Start of Supplied information

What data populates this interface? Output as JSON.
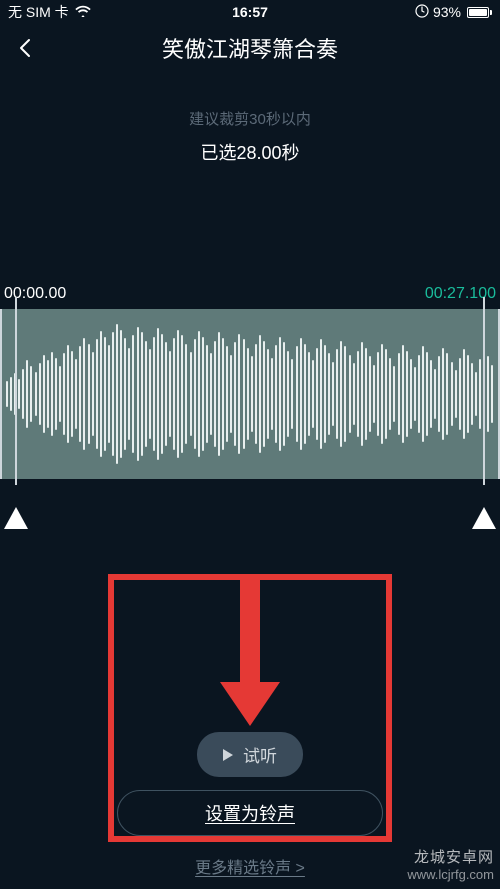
{
  "status": {
    "carrier": "无 SIM 卡",
    "time": "16:57",
    "battery_pct": "93%"
  },
  "header": {
    "title": "笑傲江湖琴箫合奏"
  },
  "editor": {
    "hint": "建议裁剪30秒以内",
    "selected_label": "已选28.00秒",
    "start_time": "00:00.00",
    "end_time": "00:27.100"
  },
  "actions": {
    "preview_label": "试听",
    "set_ringtone_label": "设置为铃声",
    "more_link_label": "更多精选铃声 >"
  },
  "watermark": {
    "line1": "龙城安卓网",
    "line2": "www.lcjrfg.com"
  },
  "colors": {
    "bg": "#0a1520",
    "accent": "#1abc9c",
    "annotation": "#e53935"
  }
}
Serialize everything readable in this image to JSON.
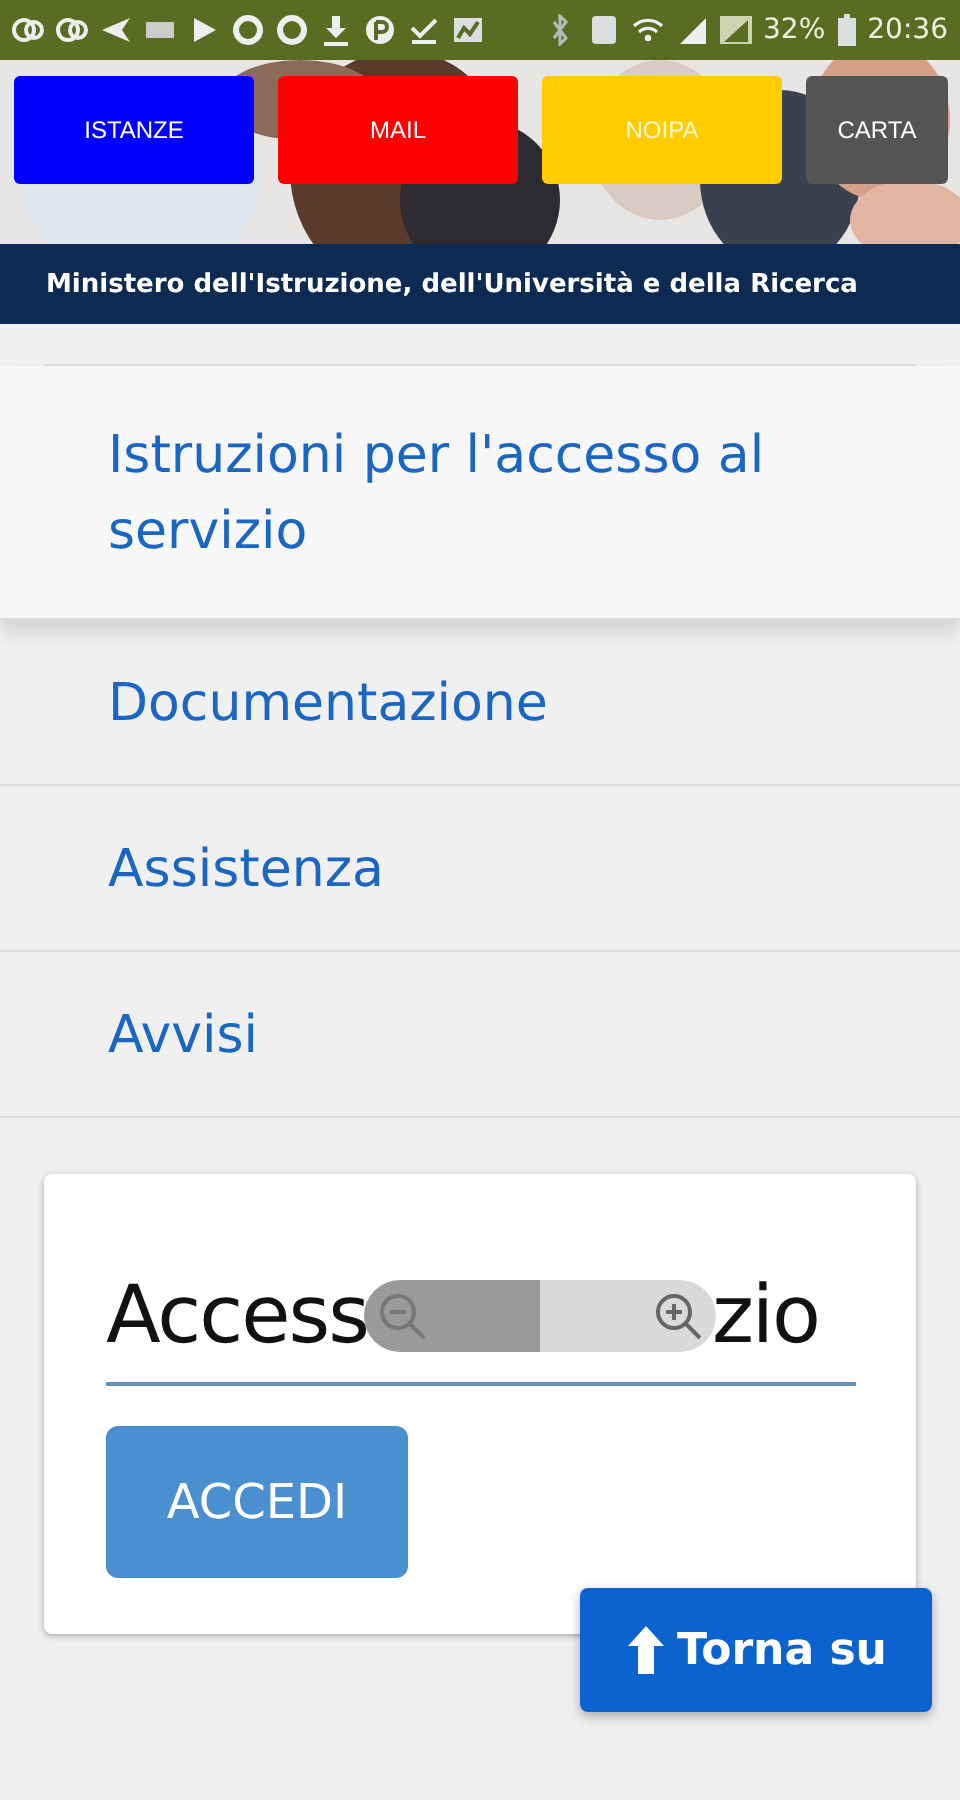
{
  "status_bar": {
    "battery": "32%",
    "time": "20:36"
  },
  "shortcuts": [
    {
      "label": "ISTANZE",
      "color": "#0000ff"
    },
    {
      "label": "MAIL",
      "color": "#ff0000"
    },
    {
      "label": "NOIPA",
      "color": "#ffcc00"
    },
    {
      "label": "CARTA",
      "color": "#555555"
    }
  ],
  "ministry_bar": {
    "title": "Ministero dell'Istruzione, dell'Università e della Ricerca"
  },
  "menu": {
    "items": [
      "Istruzioni per l'accesso al servizio",
      "Documentazione",
      "Assistenza",
      "Avvisi"
    ]
  },
  "login_card": {
    "heading_start": "Access",
    "heading_end": "zio",
    "button": "ACCEDI"
  },
  "back_to_top": {
    "label": "Torna su"
  }
}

End of Supplied information

» **Given request**
Make a word-for-word copy of the entries, without any pictures.

» **Response**
What data populates this interface? Output as JSON.
{
  "status": {
    "carrier": "无 SIM 卡",
    "time": "16:57",
    "battery_pct": "93%"
  },
  "header": {
    "title": "笑傲江湖琴箫合奏"
  },
  "editor": {
    "hint": "建议裁剪30秒以内",
    "selected_label": "已选28.00秒",
    "start_time": "00:00.00",
    "end_time": "00:27.100"
  },
  "actions": {
    "preview_label": "试听",
    "set_ringtone_label": "设置为铃声",
    "more_link_label": "更多精选铃声 >"
  },
  "watermark": {
    "line1": "龙城安卓网",
    "line2": "www.lcjrfg.com"
  },
  "colors": {
    "bg": "#0a1520",
    "accent": "#1abc9c",
    "annotation": "#e53935"
  }
}
Serialize everything readable in this image to JSON.
{
  "status_bar": {
    "battery": "32%",
    "time": "20:36"
  },
  "shortcuts": [
    {
      "label": "ISTANZE",
      "color": "#0000ff"
    },
    {
      "label": "MAIL",
      "color": "#ff0000"
    },
    {
      "label": "NOIPA",
      "color": "#ffcc00"
    },
    {
      "label": "CARTA",
      "color": "#555555"
    }
  ],
  "ministry_bar": {
    "title": "Ministero dell'Istruzione, dell'Università e della Ricerca"
  },
  "menu": {
    "items": [
      "Istruzioni per l'accesso al servizio",
      "Documentazione",
      "Assistenza",
      "Avvisi"
    ]
  },
  "login_card": {
    "heading_start": "Access",
    "heading_end": "zio",
    "button": "ACCEDI"
  },
  "back_to_top": {
    "label": "Torna su"
  }
}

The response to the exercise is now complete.